* Begin Input data *
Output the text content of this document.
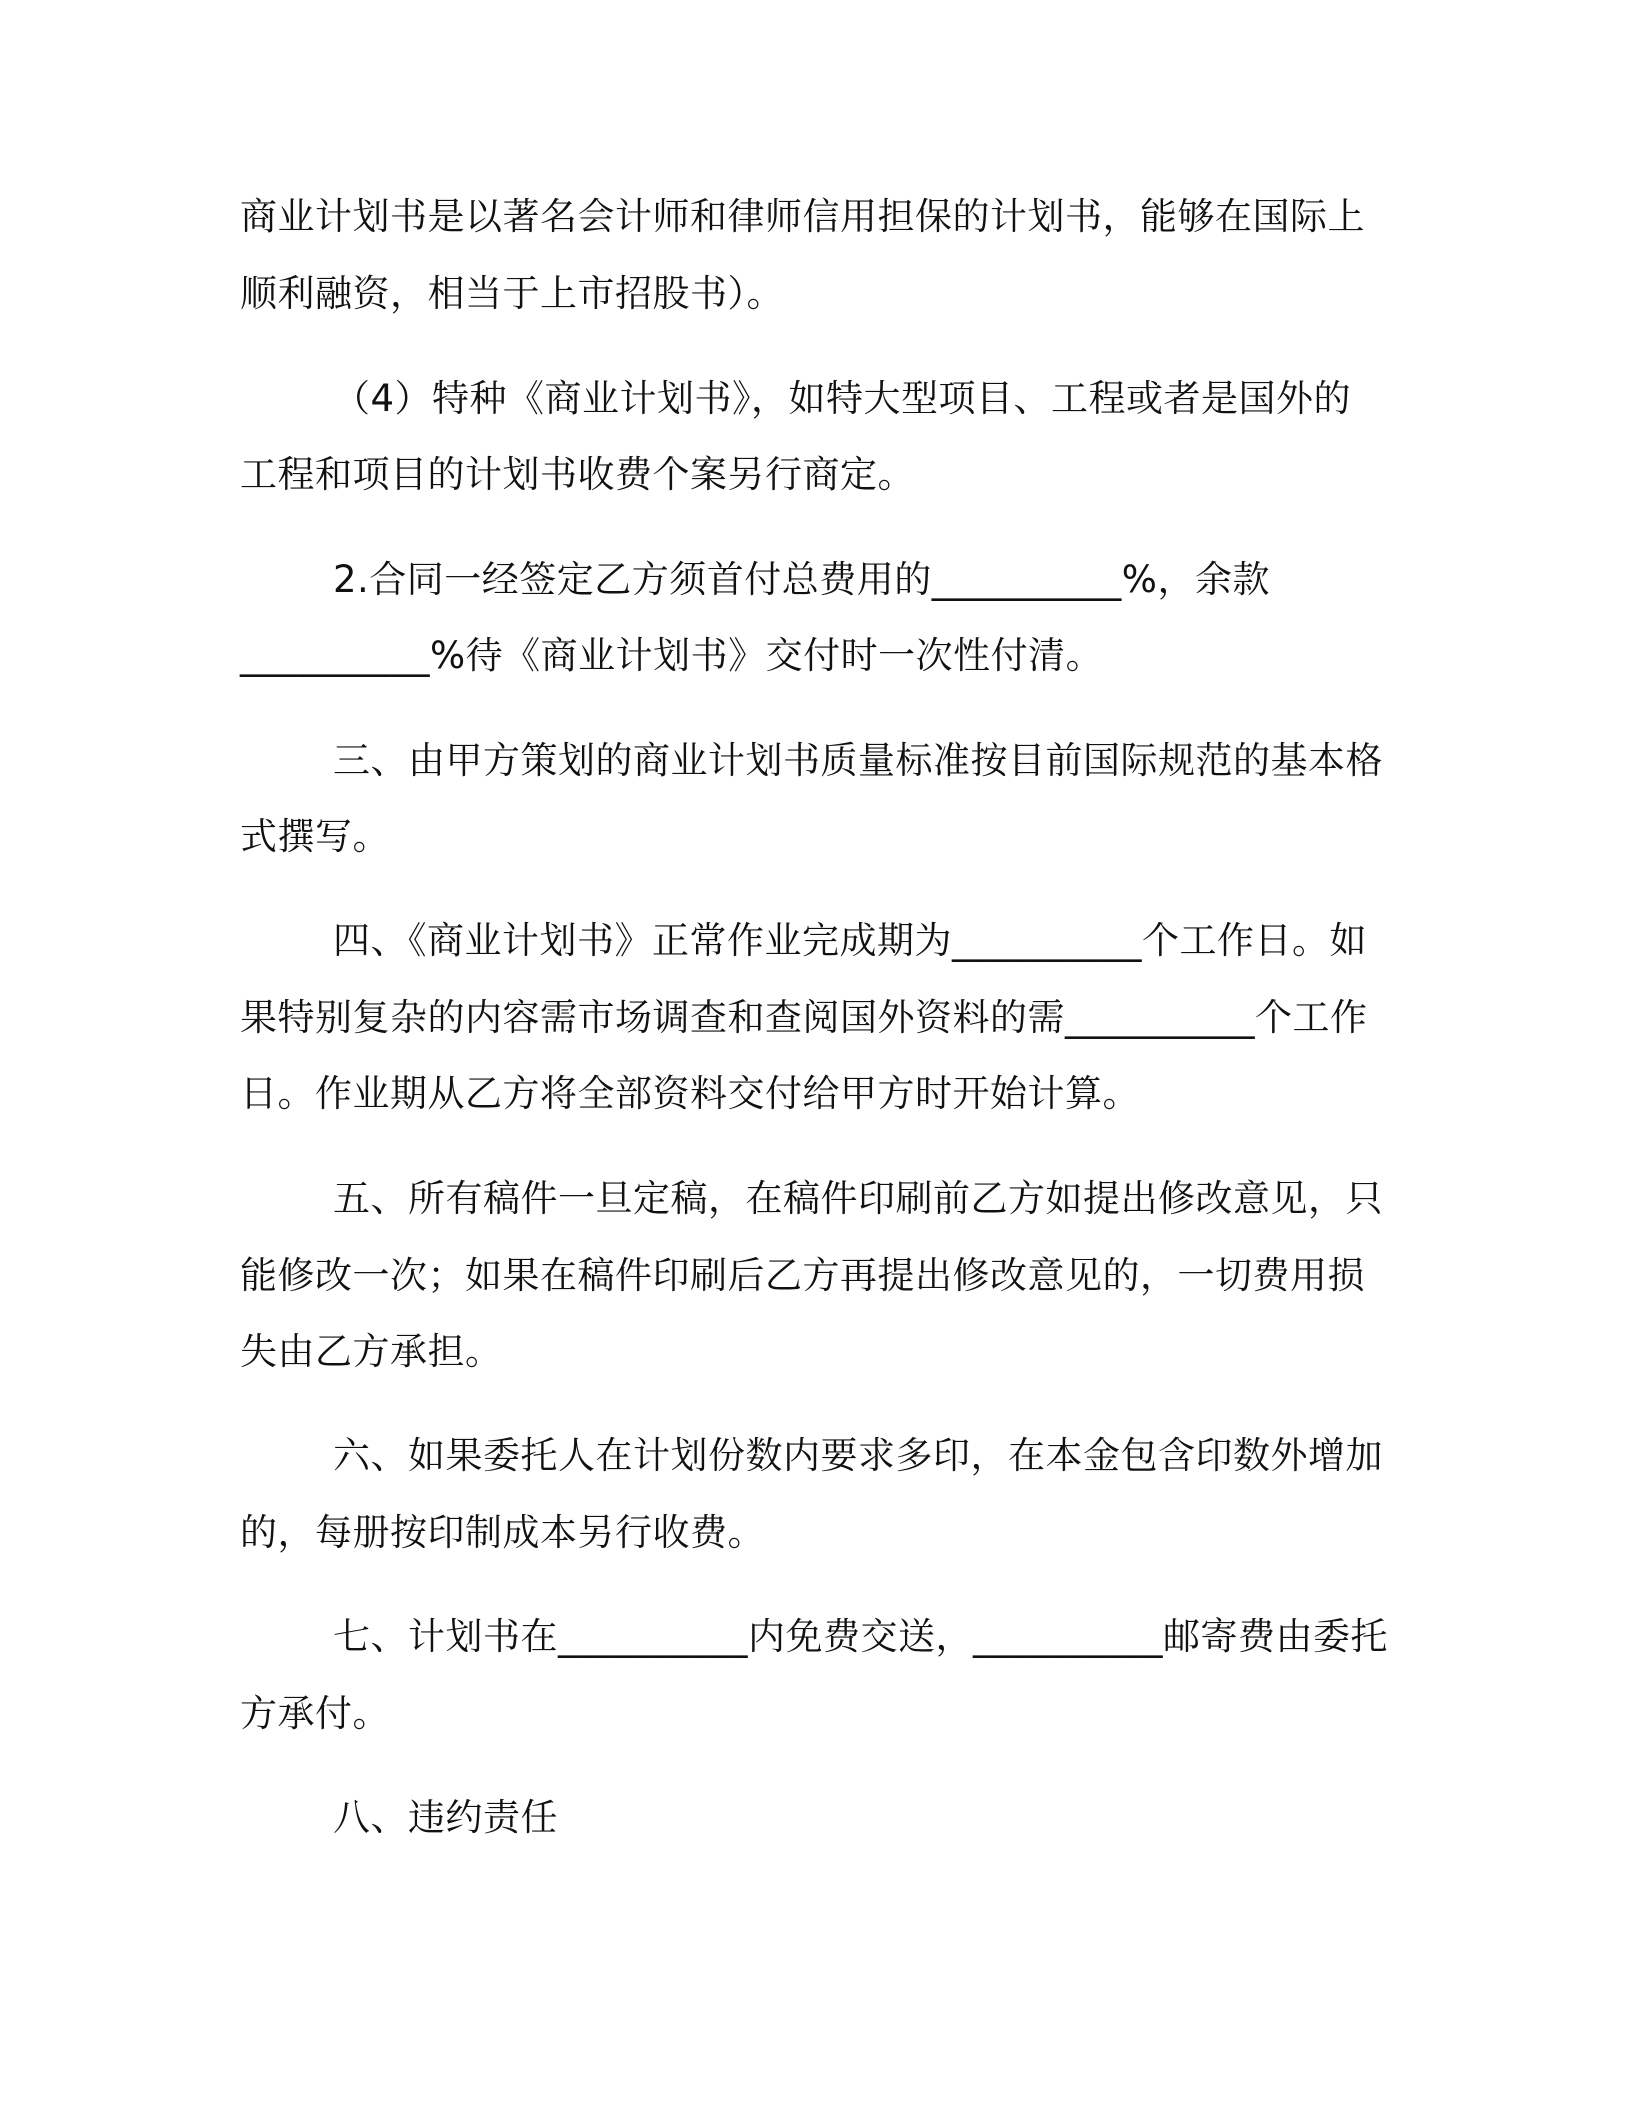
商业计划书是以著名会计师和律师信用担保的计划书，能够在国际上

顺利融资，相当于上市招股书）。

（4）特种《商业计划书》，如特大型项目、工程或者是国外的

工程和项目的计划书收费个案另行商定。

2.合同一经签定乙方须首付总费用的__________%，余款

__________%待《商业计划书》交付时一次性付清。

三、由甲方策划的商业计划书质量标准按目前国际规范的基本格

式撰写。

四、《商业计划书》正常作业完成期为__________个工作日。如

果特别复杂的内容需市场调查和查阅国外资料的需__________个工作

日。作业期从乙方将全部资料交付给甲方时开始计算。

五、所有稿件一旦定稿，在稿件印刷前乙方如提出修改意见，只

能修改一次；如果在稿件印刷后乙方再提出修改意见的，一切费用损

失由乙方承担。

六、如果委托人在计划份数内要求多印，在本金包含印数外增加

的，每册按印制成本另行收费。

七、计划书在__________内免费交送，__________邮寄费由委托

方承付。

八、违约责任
* End Input data *
**Short task:** Reproduce all the entries that precede this task, word for word, minus any pictures.

**In response:**
Output the text content of this document.
商业计划书是以著名会计师和律师信用担保的计划书，能够在国际上

顺利融资，相当于上市招股书）。

（4）特种《商业计划书》，如特大型项目、工程或者是国外的

工程和项目的计划书收费个案另行商定。

2.合同一经签定乙方须首付总费用的__________%，余款

__________%待《商业计划书》交付时一次性付清。

三、由甲方策划的商业计划书质量标准按目前国际规范的基本格

式撰写。

四、《商业计划书》正常作业完成期为__________个工作日。如

果特别复杂的内容需市场调查和查阅国外资料的需__________个工作

日。作业期从乙方将全部资料交付给甲方时开始计算。

五、所有稿件一旦定稿，在稿件印刷前乙方如提出修改意见，只

能修改一次；如果在稿件印刷后乙方再提出修改意见的，一切费用损

失由乙方承担。

六、如果委托人在计划份数内要求多印，在本金包含印数外增加

的，每册按印制成本另行收费。

七、计划书在__________内免费交送，__________邮寄费由委托

方承付。

八、违约责任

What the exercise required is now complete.